Problem to work on: Repeat the records in full and exactly, omitting pictures.

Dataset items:
* * * *

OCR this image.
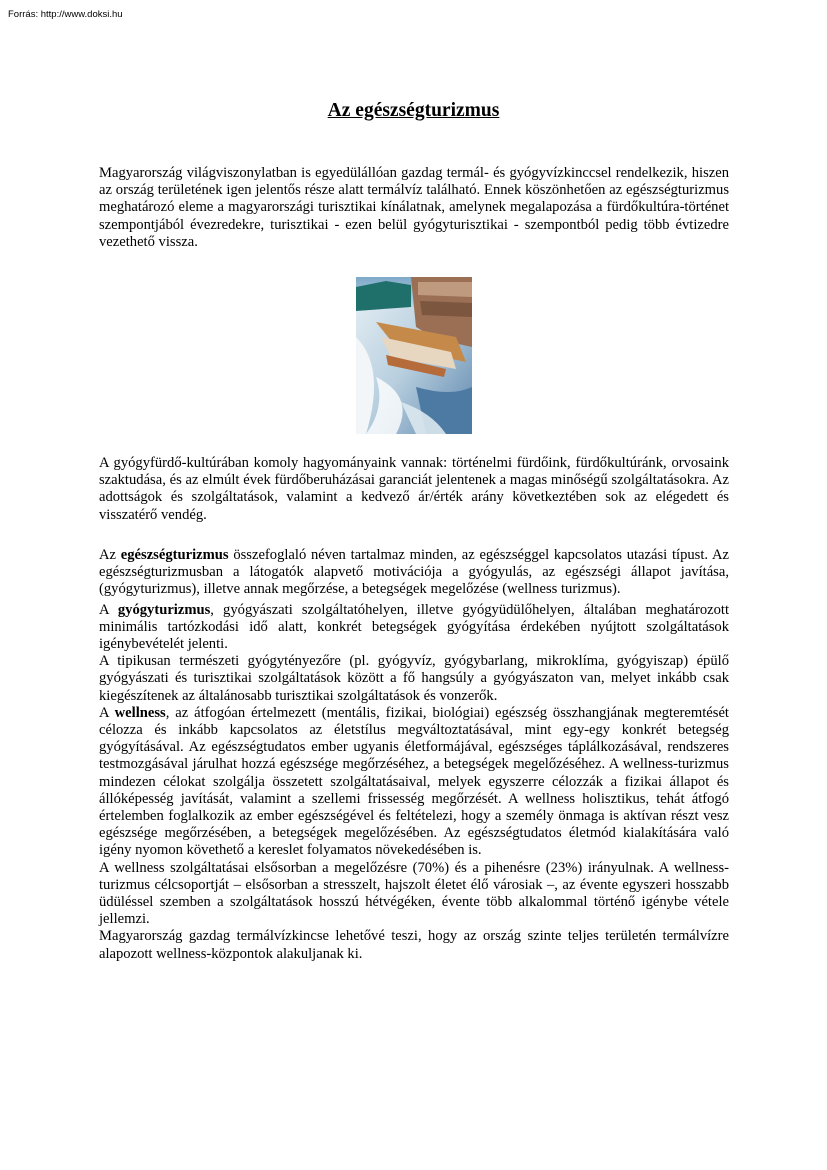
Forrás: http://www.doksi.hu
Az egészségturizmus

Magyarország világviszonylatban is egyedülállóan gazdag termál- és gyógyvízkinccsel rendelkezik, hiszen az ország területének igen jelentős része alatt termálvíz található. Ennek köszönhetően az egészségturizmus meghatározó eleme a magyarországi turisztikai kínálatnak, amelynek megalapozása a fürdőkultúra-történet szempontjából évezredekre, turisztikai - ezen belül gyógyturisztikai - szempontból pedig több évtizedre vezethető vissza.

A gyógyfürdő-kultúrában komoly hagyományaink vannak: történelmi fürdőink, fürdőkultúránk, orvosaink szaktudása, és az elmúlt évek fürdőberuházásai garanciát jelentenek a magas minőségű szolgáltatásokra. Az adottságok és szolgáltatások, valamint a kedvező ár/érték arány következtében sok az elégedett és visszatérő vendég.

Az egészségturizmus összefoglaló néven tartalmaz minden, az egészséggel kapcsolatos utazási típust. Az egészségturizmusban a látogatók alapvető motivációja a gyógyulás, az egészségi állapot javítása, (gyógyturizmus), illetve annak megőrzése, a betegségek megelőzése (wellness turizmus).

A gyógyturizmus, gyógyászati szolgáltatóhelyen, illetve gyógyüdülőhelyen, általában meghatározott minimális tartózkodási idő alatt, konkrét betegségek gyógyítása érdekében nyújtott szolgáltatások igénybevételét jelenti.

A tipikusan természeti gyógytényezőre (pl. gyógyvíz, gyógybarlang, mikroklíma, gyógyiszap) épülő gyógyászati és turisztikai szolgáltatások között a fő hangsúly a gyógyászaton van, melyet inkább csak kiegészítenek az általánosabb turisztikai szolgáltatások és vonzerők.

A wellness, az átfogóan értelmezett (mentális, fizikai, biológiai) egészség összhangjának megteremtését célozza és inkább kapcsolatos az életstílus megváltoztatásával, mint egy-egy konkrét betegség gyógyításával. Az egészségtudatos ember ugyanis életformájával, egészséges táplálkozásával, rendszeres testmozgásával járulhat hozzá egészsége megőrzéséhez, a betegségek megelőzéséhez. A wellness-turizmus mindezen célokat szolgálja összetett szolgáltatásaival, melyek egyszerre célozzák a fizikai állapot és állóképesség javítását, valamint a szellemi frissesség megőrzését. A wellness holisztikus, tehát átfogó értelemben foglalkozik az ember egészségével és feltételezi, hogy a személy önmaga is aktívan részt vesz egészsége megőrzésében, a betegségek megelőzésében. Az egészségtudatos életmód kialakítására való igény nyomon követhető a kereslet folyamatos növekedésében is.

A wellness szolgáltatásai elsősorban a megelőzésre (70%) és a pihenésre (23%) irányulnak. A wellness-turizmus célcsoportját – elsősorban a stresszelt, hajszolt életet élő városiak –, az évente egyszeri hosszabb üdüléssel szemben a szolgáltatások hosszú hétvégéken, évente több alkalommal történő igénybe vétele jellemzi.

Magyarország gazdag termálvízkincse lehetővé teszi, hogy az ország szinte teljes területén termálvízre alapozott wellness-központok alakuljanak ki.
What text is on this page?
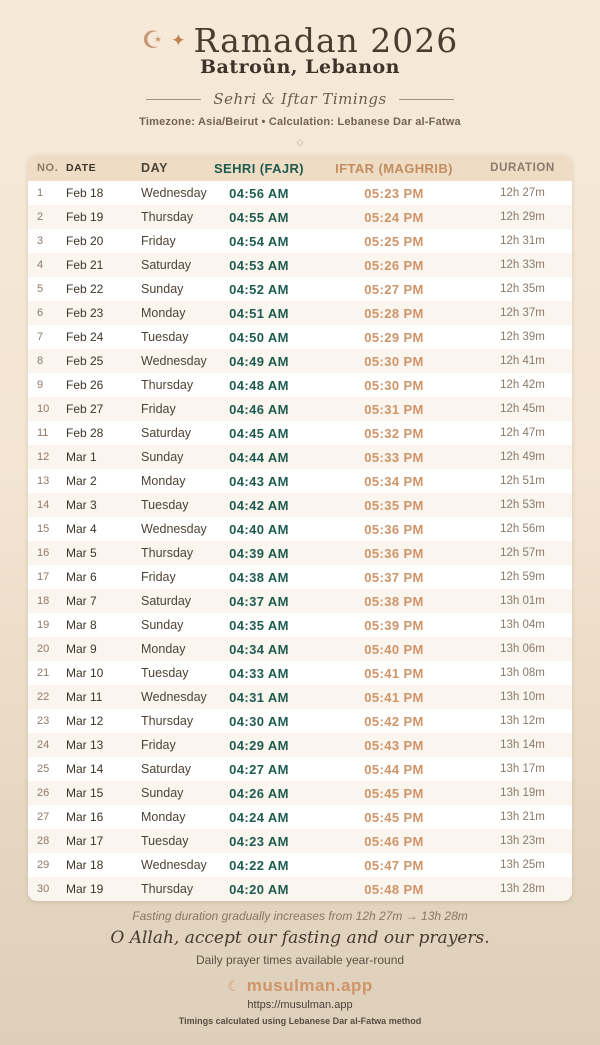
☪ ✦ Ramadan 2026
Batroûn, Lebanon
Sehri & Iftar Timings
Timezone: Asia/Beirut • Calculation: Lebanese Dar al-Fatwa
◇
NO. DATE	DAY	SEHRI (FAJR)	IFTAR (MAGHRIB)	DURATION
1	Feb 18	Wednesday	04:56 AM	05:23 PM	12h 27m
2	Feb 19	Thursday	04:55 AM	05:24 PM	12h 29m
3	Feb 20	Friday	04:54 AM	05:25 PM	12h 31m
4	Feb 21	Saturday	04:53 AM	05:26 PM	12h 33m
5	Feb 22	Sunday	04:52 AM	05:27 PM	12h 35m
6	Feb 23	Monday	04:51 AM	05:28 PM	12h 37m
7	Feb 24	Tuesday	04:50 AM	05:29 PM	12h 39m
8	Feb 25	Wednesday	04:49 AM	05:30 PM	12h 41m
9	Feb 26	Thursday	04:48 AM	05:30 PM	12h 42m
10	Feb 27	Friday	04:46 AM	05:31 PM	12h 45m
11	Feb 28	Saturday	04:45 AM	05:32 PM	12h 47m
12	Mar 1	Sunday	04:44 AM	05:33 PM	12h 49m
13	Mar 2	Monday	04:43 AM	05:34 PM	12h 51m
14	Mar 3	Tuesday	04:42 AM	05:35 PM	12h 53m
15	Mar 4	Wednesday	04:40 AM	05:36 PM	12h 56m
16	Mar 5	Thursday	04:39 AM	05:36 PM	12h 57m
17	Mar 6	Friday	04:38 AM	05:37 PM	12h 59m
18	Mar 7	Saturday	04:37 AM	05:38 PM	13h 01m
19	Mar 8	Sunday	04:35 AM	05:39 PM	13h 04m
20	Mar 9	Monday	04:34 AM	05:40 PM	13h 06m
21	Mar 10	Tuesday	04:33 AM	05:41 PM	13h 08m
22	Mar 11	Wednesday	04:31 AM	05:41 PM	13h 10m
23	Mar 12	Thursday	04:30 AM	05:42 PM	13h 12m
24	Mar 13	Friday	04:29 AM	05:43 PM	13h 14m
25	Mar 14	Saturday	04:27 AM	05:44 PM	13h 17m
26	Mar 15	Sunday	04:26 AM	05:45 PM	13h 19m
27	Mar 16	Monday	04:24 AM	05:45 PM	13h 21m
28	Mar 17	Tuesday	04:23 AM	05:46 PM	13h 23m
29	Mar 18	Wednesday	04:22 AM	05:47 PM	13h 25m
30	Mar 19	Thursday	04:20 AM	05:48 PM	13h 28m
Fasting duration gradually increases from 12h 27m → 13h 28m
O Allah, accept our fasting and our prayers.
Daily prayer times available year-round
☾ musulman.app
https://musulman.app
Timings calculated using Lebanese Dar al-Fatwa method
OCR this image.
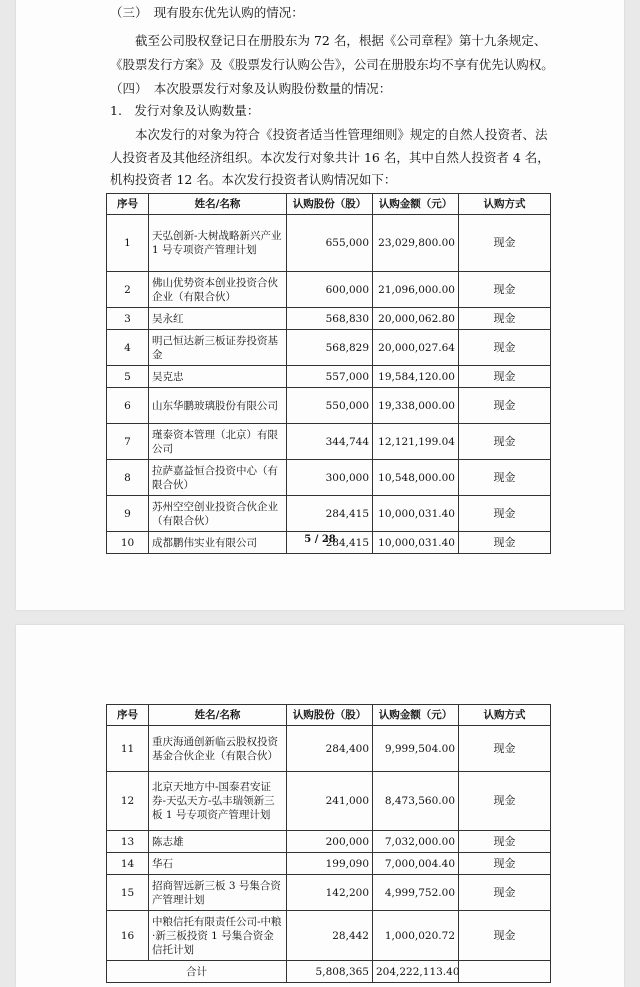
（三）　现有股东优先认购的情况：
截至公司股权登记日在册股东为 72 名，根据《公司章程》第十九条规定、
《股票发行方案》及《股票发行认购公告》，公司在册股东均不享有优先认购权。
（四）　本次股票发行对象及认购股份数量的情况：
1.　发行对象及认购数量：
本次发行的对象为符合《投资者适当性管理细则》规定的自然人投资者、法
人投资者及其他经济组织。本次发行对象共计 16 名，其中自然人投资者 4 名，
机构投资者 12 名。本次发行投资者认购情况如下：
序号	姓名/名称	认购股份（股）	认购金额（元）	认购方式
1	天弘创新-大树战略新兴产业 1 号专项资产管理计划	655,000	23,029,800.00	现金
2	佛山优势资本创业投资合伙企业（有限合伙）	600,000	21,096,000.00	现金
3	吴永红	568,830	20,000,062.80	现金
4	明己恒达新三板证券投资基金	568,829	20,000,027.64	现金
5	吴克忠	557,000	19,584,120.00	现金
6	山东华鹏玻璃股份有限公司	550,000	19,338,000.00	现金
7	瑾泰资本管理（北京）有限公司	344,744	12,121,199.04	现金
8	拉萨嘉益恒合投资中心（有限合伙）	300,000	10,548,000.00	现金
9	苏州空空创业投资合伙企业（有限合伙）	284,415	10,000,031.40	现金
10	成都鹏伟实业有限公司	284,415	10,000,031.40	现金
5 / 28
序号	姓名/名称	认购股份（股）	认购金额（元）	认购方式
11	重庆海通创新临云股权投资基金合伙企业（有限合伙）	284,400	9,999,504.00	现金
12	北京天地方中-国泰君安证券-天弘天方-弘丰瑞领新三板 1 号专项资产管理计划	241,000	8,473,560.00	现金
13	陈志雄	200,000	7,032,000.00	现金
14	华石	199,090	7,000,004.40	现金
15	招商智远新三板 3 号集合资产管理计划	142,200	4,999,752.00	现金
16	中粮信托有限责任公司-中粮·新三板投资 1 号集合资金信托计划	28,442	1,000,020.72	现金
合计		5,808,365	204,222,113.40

* * * *

Task response:
OCR this image.
Forrás: http://www.doksi.hu
Az egészségturizmus

Magyarország világviszonylatban is egyedülállóan gazdag termál- és gyógyvízkinccsel rendelkezik, hiszen az ország területének igen jelentős része alatt termálvíz található. Ennek köszönhetően az egészségturizmus meghatározó eleme a magyarországi turisztikai kínálatnak, amelynek megalapozása a fürdőkultúra-történet szempontjából évezredekre, turisztikai - ezen belül gyógyturisztikai - szempontból pedig több évtizedre vezethető vissza.

A gyógyfürdő-kultúrában komoly hagyományaink vannak: történelmi fürdőink, fürdőkultúránk, orvosaink szaktudása, és az elmúlt évek fürdőberuházásai garanciát jelentenek a magas minőségű szolgáltatásokra. Az adottságok és szolgáltatások, valamint a kedvező ár/érték arány következtében sok az elégedett és visszatérő vendég.

Az egészségturizmus összefoglaló néven tartalmaz minden, az egészséggel kapcsolatos utazási típust. Az egészségturizmusban a látogatók alapvető motivációja a gyógyulás, az egészségi állapot javítása, (gyógyturizmus), illetve annak megőrzése, a betegségek megelőzése (wellness turizmus).

A gyógyturizmus, gyógyászati szolgáltatóhelyen, illetve gyógyüdülőhelyen, általában meghatározott minimális tartózkodási idő alatt, konkrét betegségek gyógyítása érdekében nyújtott szolgáltatások igénybevételét jelenti.

A tipikusan természeti gyógytényezőre (pl. gyógyvíz, gyógybarlang, mikroklíma, gyógyiszap) épülő gyógyászati és turisztikai szolgáltatások között a fő hangsúly a gyógyászaton van, melyet inkább csak kiegészítenek az általánosabb turisztikai szolgáltatások és vonzerők.

A wellness, az átfogóan értelmezett (mentális, fizikai, biológiai) egészség összhangjának megteremtését célozza és inkább kapcsolatos az életstílus megváltoztatásával, mint egy-egy konkrét betegség gyógyításával. Az egészségtudatos ember ugyanis életformájával, egészséges táplálkozásával, rendszeres testmozgásával járulhat hozzá egészsége megőrzéséhez, a betegségek megelőzéséhez. A wellness-turizmus mindezen célokat szolgálja összetett szolgáltatásaival, melyek egyszerre célozzák a fizikai állapot és állóképesség javítását, valamint a szellemi frissesség megőrzését. A wellness holisztikus, tehát átfogó értelemben foglalkozik az ember egészségével és feltételezi, hogy a személy önmaga is aktívan részt vesz egészsége megőrzésében, a betegségek megelőzésében. Az egészségtudatos életmód kialakítására való igény nyomon követhető a kereslet folyamatos növekedésében is.

A wellness szolgáltatásai elsősorban a megelőzésre (70%) és a pihenésre (23%) irányulnak. A wellness-turizmus célcsoportját – elsősorban a stresszelt, hajszolt életet élő városiak –, az évente egyszeri hosszabb üdüléssel szemben a szolgáltatások hosszú hétvégéken, évente több alkalommal történő igénybe vétele jellemzi.

Magyarország gazdag termálvízkincse lehetővé teszi, hogy az ország szinte teljes területén termálvízre alapozott wellness-központok alakuljanak ki.
What text is on this page?
☪ ✦ Ramadan 2026
Batroûn, Lebanon
Sehri & Iftar Timings
Timezone: Asia/Beirut • Calculation: Lebanese Dar al-Fatwa
◇
NO. DATE	DAY	SEHRI (FAJR)	IFTAR (MAGHRIB)	DURATION
1	Feb 18	Wednesday	04:56 AM	05:23 PM	12h 27m
2	Feb 19	Thursday	04:55 AM	05:24 PM	12h 29m
3	Feb 20	Friday	04:54 AM	05:25 PM	12h 31m
4	Feb 21	Saturday	04:53 AM	05:26 PM	12h 33m
5	Feb 22	Sunday	04:52 AM	05:27 PM	12h 35m
6	Feb 23	Monday	04:51 AM	05:28 PM	12h 37m
7	Feb 24	Tuesday	04:50 AM	05:29 PM	12h 39m
8	Feb 25	Wednesday	04:49 AM	05:30 PM	12h 41m
9	Feb 26	Thursday	04:48 AM	05:30 PM	12h 42m
10	Feb 27	Friday	04:46 AM	05:31 PM	12h 45m
11	Feb 28	Saturday	04:45 AM	05:32 PM	12h 47m
12	Mar 1	Sunday	04:44 AM	05:33 PM	12h 49m
13	Mar 2	Monday	04:43 AM	05:34 PM	12h 51m
14	Mar 3	Tuesday	04:42 AM	05:35 PM	12h 53m
15	Mar 4	Wednesday	04:40 AM	05:36 PM	12h 56m
16	Mar 5	Thursday	04:39 AM	05:36 PM	12h 57m
17	Mar 6	Friday	04:38 AM	05:37 PM	12h 59m
18	Mar 7	Saturday	04:37 AM	05:38 PM	13h 01m
19	Mar 8	Sunday	04:35 AM	05:39 PM	13h 04m
20	Mar 9	Monday	04:34 AM	05:40 PM	13h 06m
21	Mar 10	Tuesday	04:33 AM	05:41 PM	13h 08m
22	Mar 11	Wednesday	04:31 AM	05:41 PM	13h 10m
23	Mar 12	Thursday	04:30 AM	05:42 PM	13h 12m
24	Mar 13	Friday	04:29 AM	05:43 PM	13h 14m
25	Mar 14	Saturday	04:27 AM	05:44 PM	13h 17m
26	Mar 15	Sunday	04:26 AM	05:45 PM	13h 19m
27	Mar 16	Monday	04:24 AM	05:45 PM	13h 21m
28	Mar 17	Tuesday	04:23 AM	05:46 PM	13h 23m
29	Mar 18	Wednesday	04:22 AM	05:47 PM	13h 25m
30	Mar 19	Thursday	04:20 AM	05:48 PM	13h 28m
Fasting duration gradually increases from 12h 27m → 13h 28m
O Allah, accept our fasting and our prayers.
Daily prayer times available year-round
☾ musulman.app
https://musulman.app
Timings calculated using Lebanese Dar al-Fatwa method
OCR this image.
（三）　现有股东优先认购的情况：
截至公司股权登记日在册股东为 72 名，根据《公司章程》第十九条规定、
《股票发行方案》及《股票发行认购公告》，公司在册股东均不享有优先认购权。
（四）　本次股票发行对象及认购股份数量的情况：
1.　发行对象及认购数量：
本次发行的对象为符合《投资者适当性管理细则》规定的自然人投资者、法
人投资者及其他经济组织。本次发行对象共计 16 名，其中自然人投资者 4 名，
机构投资者 12 名。本次发行投资者认购情况如下：
序号	姓名/名称	认购股份（股）	认购金额（元）	认购方式
1	天弘创新-大树战略新兴产业 1 号专项资产管理计划	655,000	23,029,800.00	现金
2	佛山优势资本创业投资合伙企业（有限合伙）	600,000	21,096,000.00	现金
3	吴永红	568,830	20,000,062.80	现金
4	明己恒达新三板证券投资基金	568,829	20,000,027.64	现金
5	吴克忠	557,000	19,584,120.00	现金
6	山东华鹏玻璃股份有限公司	550,000	19,338,000.00	现金
7	瑾泰资本管理（北京）有限公司	344,744	12,121,199.04	现金
8	拉萨嘉益恒合投资中心（有限合伙）	300,000	10,548,000.00	现金
9	苏州空空创业投资合伙企业（有限合伙）	284,415	10,000,031.40	现金
10	成都鹏伟实业有限公司	284,415	10,000,031.40	现金
5 / 28
序号	姓名/名称	认购股份（股）	认购金额（元）	认购方式
11	重庆海通创新临云股权投资基金合伙企业（有限合伙）	284,400	9,999,504.00	现金
12	北京天地方中-国泰君安证券-天弘天方-弘丰瑞领新三板 1 号专项资产管理计划	241,000	8,473,560.00	现金
13	陈志雄	200,000	7,032,000.00	现金
14	华石	199,090	7,000,004.40	现金
15	招商智远新三板 3 号集合资产管理计划	142,200	4,999,752.00	现金
16	中粮信托有限责任公司-中粮·新三板投资 1 号集合资金信托计划	28,442	1,000,020.72	现金
合计		5,808,365	204,222,113.40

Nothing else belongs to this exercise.